** start of Records to use **

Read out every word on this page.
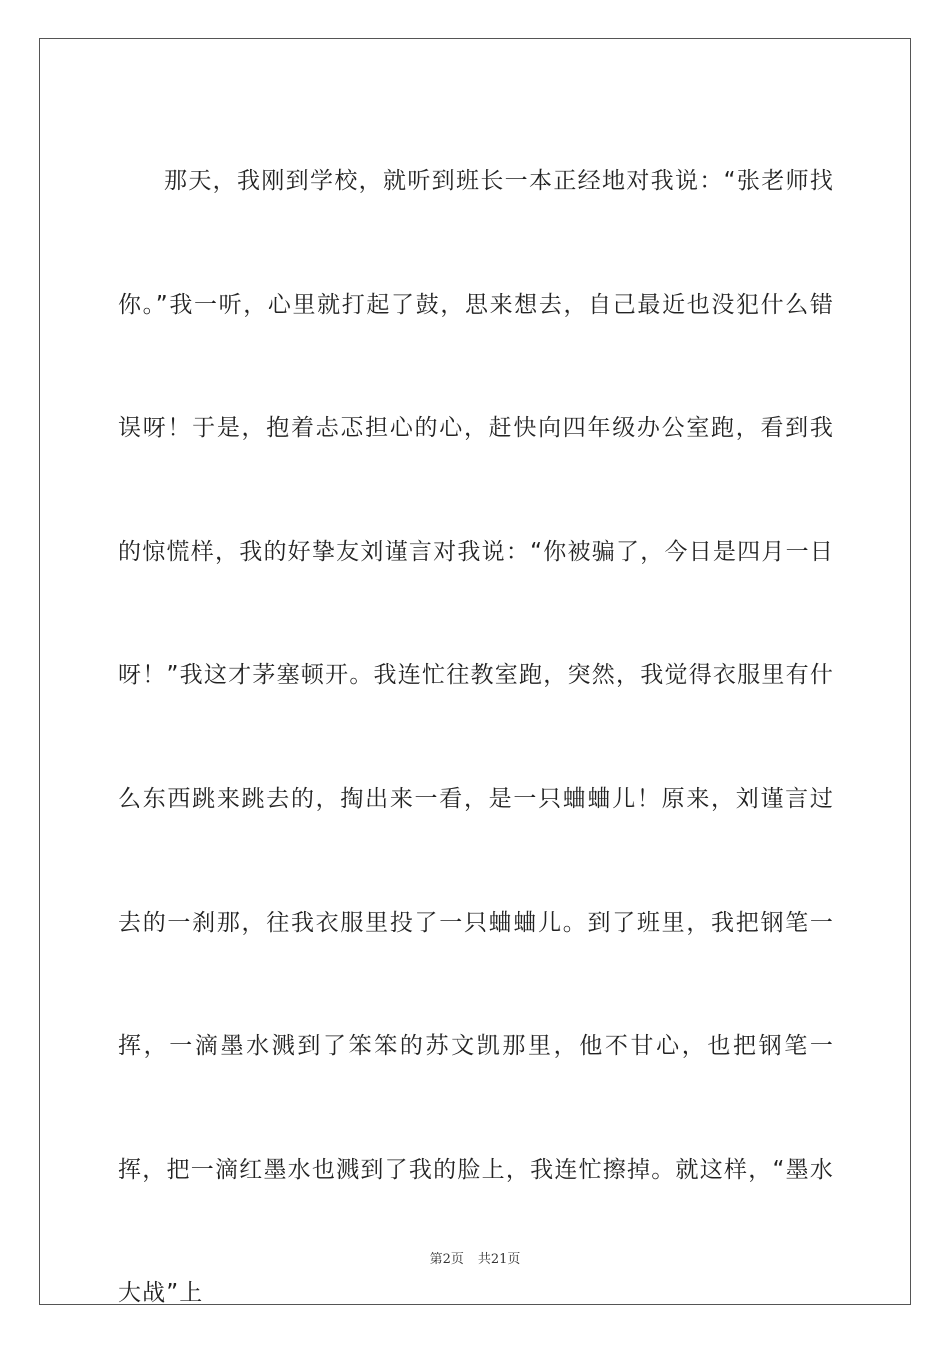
那天，我刚到学校，就听到班长一本正经地对我说：“张老师找你。”我一听，心里就打起了鼓，思来想去，自己最近也没犯什么错误呀！于是，抱着忐忑担心的心，赶快向四年级办公室跑，看到我的惊慌样，我的好挚友刘谨言对我说：“你被骗了，今日是四月一日呀！”我这才茅塞顿开。我连忙往教室跑，突然，我觉得衣服里有什么东西跳来跳去的，掏出来一看，是一只蛐蛐儿！原来，刘谨言过去的一刹那，往我衣服里投了一只蛐蛐儿。到了班里，我把钢笔一挥，一滴墨水溅到了笨笨的苏文凯那里，他不甘心，也把钢笔一挥，把一滴红墨水也溅到了我的脸上，我连忙擦掉。就这样，“墨水大战”上

第2页 共21页
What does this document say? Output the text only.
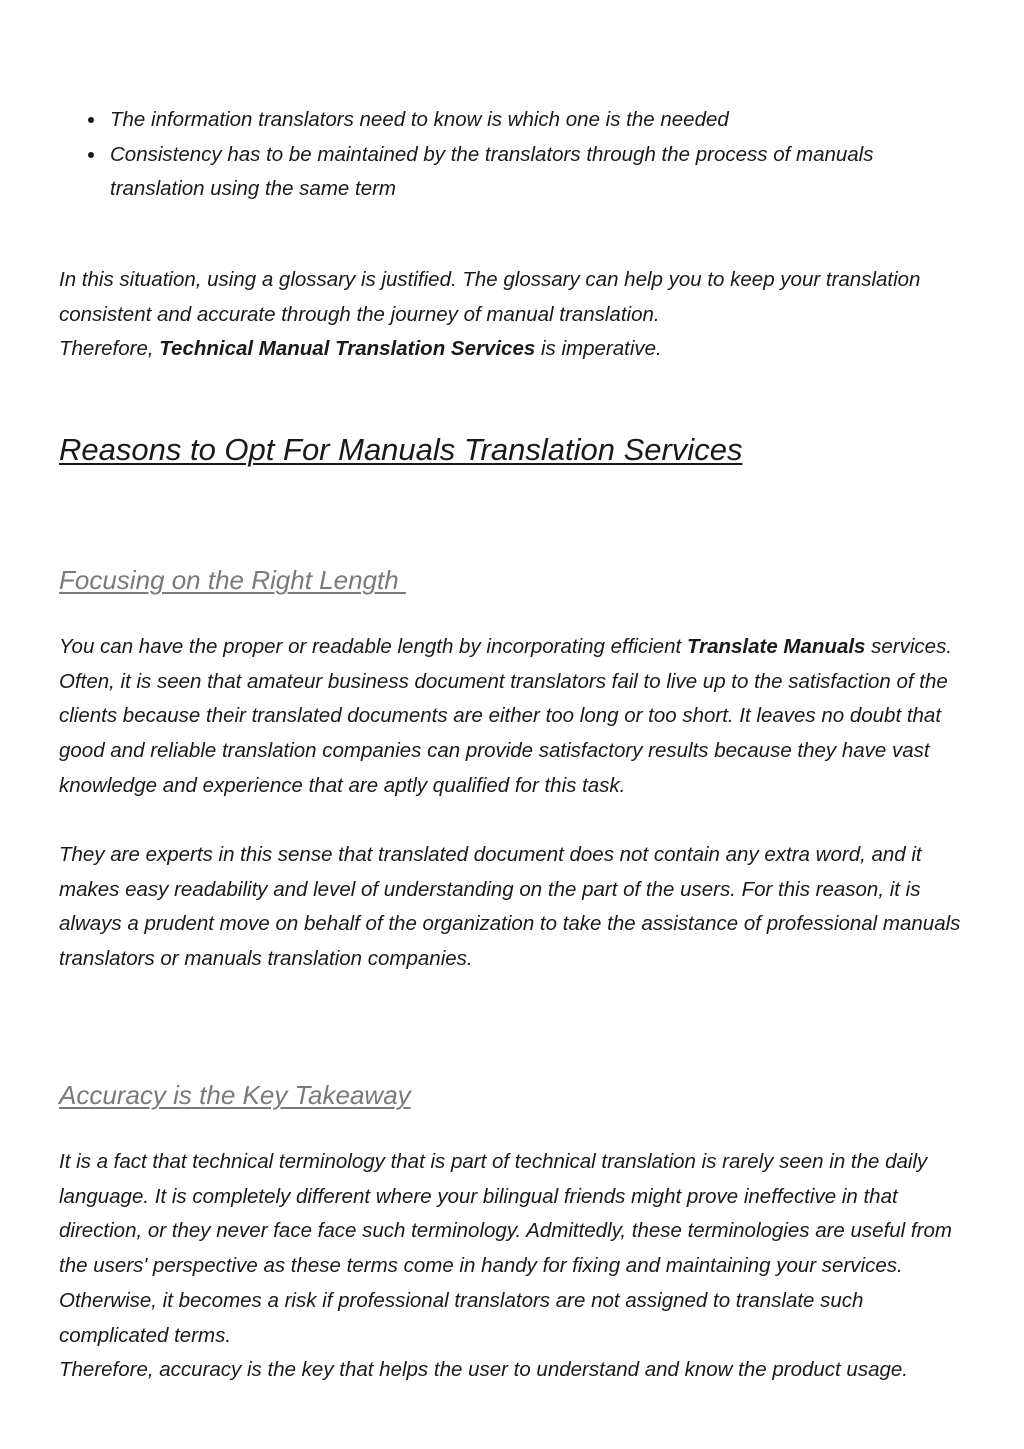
The information translators need to know is which one is the needed
Consistency has to be maintained by the translators through the process of manuals translation using the same term

In this situation, using a glossary is justified. The glossary can help you to keep your translation consistent and accurate through the journey of manual translation.
Therefore, Technical Manual Translation Services is imperative.

Reasons to Opt For Manuals Translation Services
Focusing on the Right Length

You can have the proper or readable length by incorporating efficient Translate Manuals services. Often, it is seen that amateur business document translators fail to live up to the satisfaction of the clients because their translated documents are either too long or too short. It leaves no doubt that good and reliable translation companies can provide satisfactory results because they have vast knowledge and experience that are aptly qualified for this task.

They are experts in this sense that translated document does not contain any extra word, and it makes easy readability and level of understanding on the part of the users. For this reason, it is always a prudent move on behalf of the organization to take the assistance of professional manuals translators or manuals translation companies.

Accuracy is the Key Takeaway

It is a fact that technical terminology that is part of technical translation is rarely seen in the daily language. It is completely different where your bilingual friends might prove ineffective in that direction, or they never face face such terminology. Admittedly, these terminologies are useful from the users' perspective as these terms come in handy for fixing and maintaining your services. Otherwise, it becomes a risk if professional translators are not assigned to translate such complicated terms.
Therefore, accuracy is the key that helps the user to understand and know the product usage.
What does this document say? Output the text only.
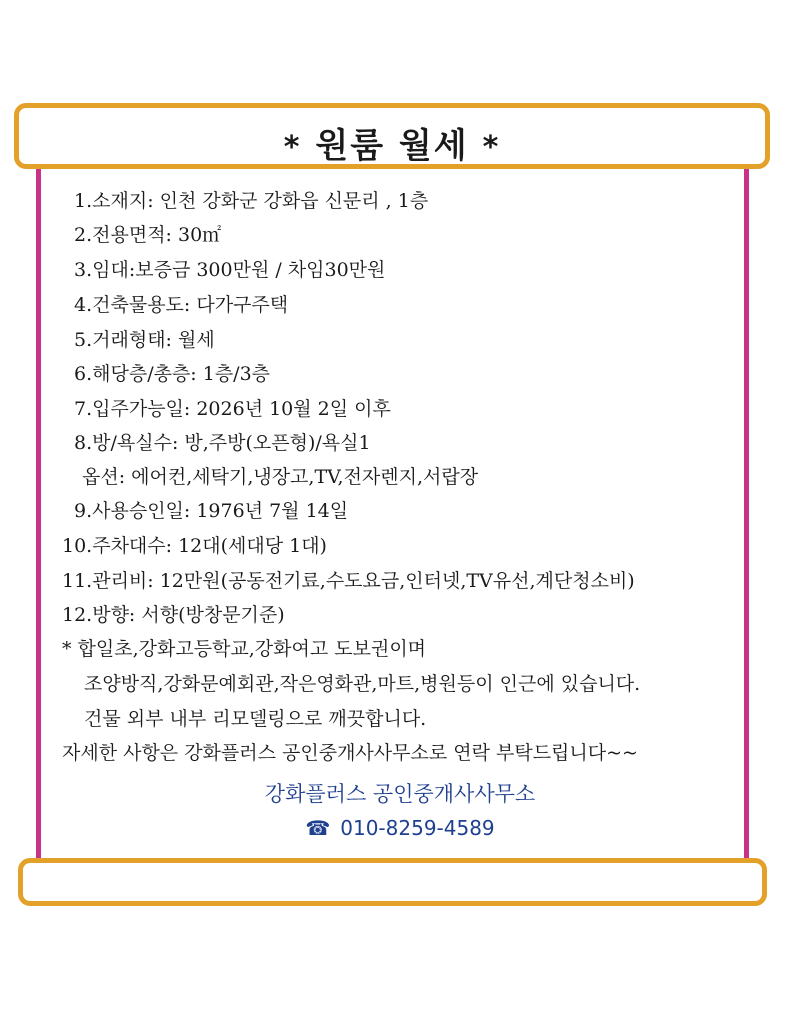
* 원룸 월세 *
1.소재지: 인천 강화군 강화읍 신문리 , 1층
2.전용면적: 30㎡
3.임대:보증금 300만원 / 차임30만원
4.건축물용도: 다가구주택
5.거래형태: 월세
6.해당층/총층: 1층/3층
7.입주가능일: 2026년 10월 2일 이후
8.방/욕실수: 방,주방(오픈형)/욕실1
옵션: 에어컨,세탁기,냉장고,TV,전자렌지,서랍장
9.사용승인일: 1976년 7월 14일
10.주차대수: 12대(세대당 1대)
11.관리비: 12만원(공동전기료,수도요금,인터넷,TV유선,계단청소비)
12.방향: 서향(방창문기준)
* 합일초,강화고등학교,강화여고 도보권이며
조양방직,강화문예회관,작은영화관,마트,병원등이 인근에 있습니다.
건물 외부 내부 리모델링으로 깨끗합니다.
자세한 사항은 강화플러스 공인중개사사무소로 연락 부탁드립니다~~
강화플러스 공인중개사사무소
☎ 010-8259-4589
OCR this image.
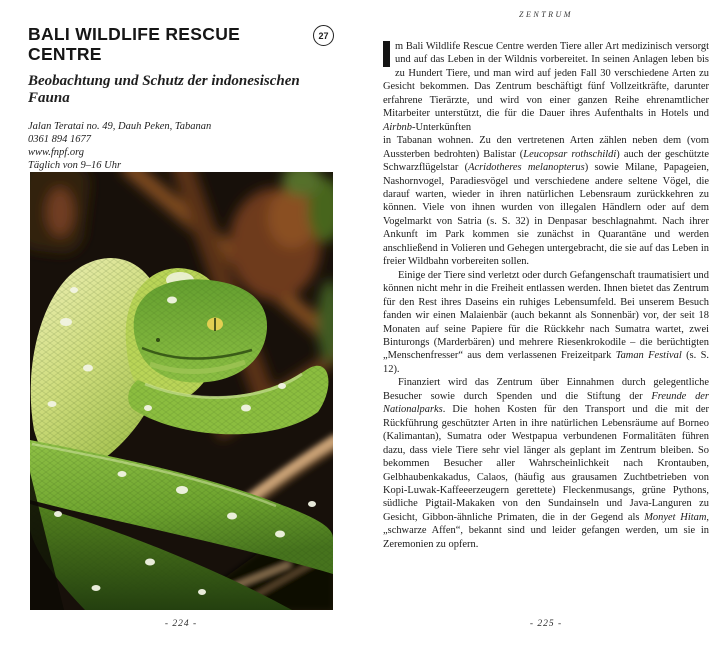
BALI WILDLIFE RESCUE CENTRE
27
Beobachtung und Schutz der indonesischen Fauna
Jalan Teratai no. 49, Dauh Peken, Tabanan
0361 894 1677
www.fnpf.org
Täglich von 9–16 Uhr
- 224 -
ZENTRUM

m Bali Wildlife Rescue Centre werden Tiere aller Art medizinisch versorgt und auf das Leben in der Wildnis vorbereitet. In seinen Anlagen leben bis zu Hundert Tiere, und man wird auf jeden Fall 30 verschiedene Arten zu Gesicht bekommen. Das Zentrum beschäftigt fünf Vollzeitkräfte, darunter erfahrene Tierärzte, und wird von einer ganzen Reihe ehrenamtlicher Mitarbeiter unterstützt, die für die Dauer ihres Aufenthalts in Hotels und Airbnb-Unterkünften
in Tabanan wohnen. Zu den vertretenen Arten zählen neben dem (vom Aussterben bedrohten) Balistar (Leucopsar rothschildi) auch der geschützte Schwarzflügelstar (Acridotheres melanopterus) sowie Milane, Papageien, Nashornvogel, Paradiesvögel und verschiedene andere seltene Vögel, die darauf warten, wieder in ihren natürlichen Lebensraum zurückkehren zu können. Viele von ihnen wurden von illegalen Händlern oder auf dem Vogelmarkt von Satria (s. S. 32) in Denpasar beschlagnahmt. Nach ihrer Ankunft im Park kommen sie zunächst in Quarantäne und werden anschließend in Volieren und Gehegen untergebracht, die sie auf das Leben in freier Wildbahn vorbereiten sollen.

Einige der Tiere sind verletzt oder durch Gefangenschaft traumatisiert und können nicht mehr in die Freiheit entlassen werden. Ihnen bietet das Zentrum für den Rest ihres Daseins ein ruhiges Lebensumfeld. Bei unserem Besuch fanden wir einen Malaienbär (auch bekannt als Sonnenbär) vor, der seit 18 Monaten auf seine Papiere für die Rückkehr nach Sumatra wartet, zwei Binturongs (Marderbären) und mehrere Riesenkrokodile – die berüchtigten „Menschenfresser“ aus dem verlassenen Freizeitpark Taman Festival (s. S. 12).

Finanziert wird das Zentrum über Einnahmen durch gelegentliche Besucher sowie durch Spenden und die Stiftung der Freunde der Nationalparks. Die hohen Kosten für den Transport und die mit der Rückführung geschützter Arten in ihre natürlichen Lebensräume auf Borneo (Kalimantan), Sumatra oder Westpapua verbundenen Formalitäten führen dazu, dass viele Tiere sehr viel länger als geplant im Zentrum bleiben. So bekommen Besucher aller Wahrscheinlichkeit nach Krontauben, Gelbhaubenkakadus, Calaos, (häufig aus grausamen Zuchtbetrieben von Kopi-Luwak-Kaffeeerzeugern gerettete) Fleckenmusangs, grüne Pythons, südliche Pigtail-Makaken von den Sundainseln und Java-Languren zu Gesicht, Gibbon-ähnliche Primaten, die in der Gegend als Monyet Hitam, „schwarze Affen“, bekannt sind und leider gefangen werden, um sie in Zeremonien zu opfern.

- 225 -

** end of Records to use **

» Prompt
Make a verbatim copy of all the entries and strip out the pictures.

» Finished exercise
Read out every word on this page.
那天，我刚到学校，就听到班长一本正经地对我说：“张老师找你。”我一听，心里就打起了鼓，思来想去，自己最近也没犯什么错误呀！于是，抱着忐忑担心的心，赶快向四年级办公室跑，看到我的惊慌样，我的好挚友刘谨言对我说：“你被骗了，今日是四月一日呀！”我这才茅塞顿开。我连忙往教室跑，突然，我觉得衣服里有什么东西跳来跳去的，掏出来一看，是一只蛐蛐儿！原来，刘谨言过去的一刹那，往我衣服里投了一只蛐蛐儿。到了班里，我把钢笔一挥，一滴墨水溅到了笨笨的苏文凯那里，他不甘心，也把钢笔一挥，把一滴红墨水也溅到了我的脸上，我连忙擦掉。就这样，“墨水大战”上

第2页 共21页
What does this document say? Output the text only.
The information translators need to know is which one is the needed
Consistency has to be maintained by the translators through the process of manuals translation using the same term

In this situation, using a glossary is justified. The glossary can help you to keep your translation consistent and accurate through the journey of manual translation.
Therefore, Technical Manual Translation Services is imperative.

Reasons to Opt For Manuals Translation Services
Focusing on the Right Length

You can have the proper or readable length by incorporating efficient Translate Manuals services. Often, it is seen that amateur business document translators fail to live up to the satisfaction of the clients because their translated documents are either too long or too short. It leaves no doubt that good and reliable translation companies can provide satisfactory results because they have vast knowledge and experience that are aptly qualified for this task.

They are experts in this sense that translated document does not contain any extra word, and it makes easy readability and level of understanding on the part of the users. For this reason, it is always a prudent move on behalf of the organization to take the assistance of professional manuals translators or manuals translation companies.

Accuracy is the Key Takeaway

It is a fact that technical terminology that is part of technical translation is rarely seen in the daily language. It is completely different where your bilingual friends might prove ineffective in that direction, or they never face face such terminology. Admittedly, these terminologies are useful from the users' perspective as these terms come in handy for fixing and maintaining your services. Otherwise, it becomes a risk if professional translators are not assigned to translate such complicated terms.
Therefore, accuracy is the key that helps the user to understand and know the product usage.
What does this document say? Output the text only.
* 원룸 월세 *
1.소재지: 인천 강화군 강화읍 신문리 , 1층
2.전용면적: 30㎡
3.임대:보증금 300만원 / 차임30만원
4.건축물용도: 다가구주택
5.거래형태: 월세
6.해당층/총층: 1층/3층
7.입주가능일: 2026년 10월 2일 이후
8.방/욕실수: 방,주방(오픈형)/욕실1
옵션: 에어컨,세탁기,냉장고,TV,전자렌지,서랍장
9.사용승인일: 1976년 7월 14일
10.주차대수: 12대(세대당 1대)
11.관리비: 12만원(공동전기료,수도요금,인터넷,TV유선,계단청소비)
12.방향: 서향(방창문기준)
* 합일초,강화고등학교,강화여고 도보권이며
조양방직,강화문예회관,작은영화관,마트,병원등이 인근에 있습니다.
건물 외부 내부 리모델링으로 깨끗합니다.
자세한 사항은 강화플러스 공인중개사사무소로 연락 부탁드립니다~~
강화플러스 공인중개사사무소
☎ 010-8259-4589
OCR this image.
BALI WILDLIFE RESCUE CENTRE
27
Beobachtung und Schutz der indonesischen Fauna
Jalan Teratai no. 49, Dauh Peken, Tabanan
0361 894 1677
www.fnpf.org
Täglich von 9–16 Uhr
- 224 -
ZENTRUM

m Bali Wildlife Rescue Centre werden Tiere aller Art medizinisch versorgt und auf das Leben in der Wildnis vorbereitet. In seinen Anlagen leben bis zu Hundert Tiere, und man wird auf jeden Fall 30 verschiedene Arten zu Gesicht bekommen. Das Zentrum beschäftigt fünf Vollzeitkräfte, darunter erfahrene Tierärzte, und wird von einer ganzen Reihe ehrenamtlicher Mitarbeiter unterstützt, die für die Dauer ihres Aufenthalts in Hotels und Airbnb-Unterkünften
in Tabanan wohnen. Zu den vertretenen Arten zählen neben dem (vom Aussterben bedrohten) Balistar (Leucopsar rothschildi) auch der geschützte Schwarzflügelstar (Acridotheres melanopterus) sowie Milane, Papageien, Nashornvogel, Paradiesvögel und verschiedene andere seltene Vögel, die darauf warten, wieder in ihren natürlichen Lebensraum zurückkehren zu können. Viele von ihnen wurden von illegalen Händlern oder auf dem Vogelmarkt von Satria (s. S. 32) in Denpasar beschlagnahmt. Nach ihrer Ankunft im Park kommen sie zunächst in Quarantäne und werden anschließend in Volieren und Gehegen untergebracht, die sie auf das Leben in freier Wildbahn vorbereiten sollen.

Einige der Tiere sind verletzt oder durch Gefangenschaft traumatisiert und können nicht mehr in die Freiheit entlassen werden. Ihnen bietet das Zentrum für den Rest ihres Daseins ein ruhiges Lebensumfeld. Bei unserem Besuch fanden wir einen Malaienbär (auch bekannt als Sonnenbär) vor, der seit 18 Monaten auf seine Papiere für die Rückkehr nach Sumatra wartet, zwei Binturongs (Marderbären) und mehrere Riesenkrokodile – die berüchtigten „Menschenfresser“ aus dem verlassenen Freizeitpark Taman Festival (s. S. 12).

Finanziert wird das Zentrum über Einnahmen durch gelegentliche Besucher sowie durch Spenden und die Stiftung der Freunde der Nationalparks. Die hohen Kosten für den Transport und die mit der Rückführung geschützter Arten in ihre natürlichen Lebensräume auf Borneo (Kalimantan), Sumatra oder Westpapua verbundenen Formalitäten führen dazu, dass viele Tiere sehr viel länger als geplant im Zentrum bleiben. So bekommen Besucher aller Wahrscheinlichkeit nach Krontauben, Gelbhaubenkakadus, Calaos, (häufig aus grausamen Zuchtbetrieben von Kopi-Luwak-Kaffeeerzeugern gerettete) Fleckenmusangs, grüne Pythons, südliche Pigtail-Makaken von den Sundainseln und Java-Languren zu Gesicht, Gibbon-ähnliche Primaten, die in der Gegend als Monyet Hitam, „schwarze Affen“, bekannt sind und leider gefangen werden, um sie in Zeremonien zu opfern.

- 225 -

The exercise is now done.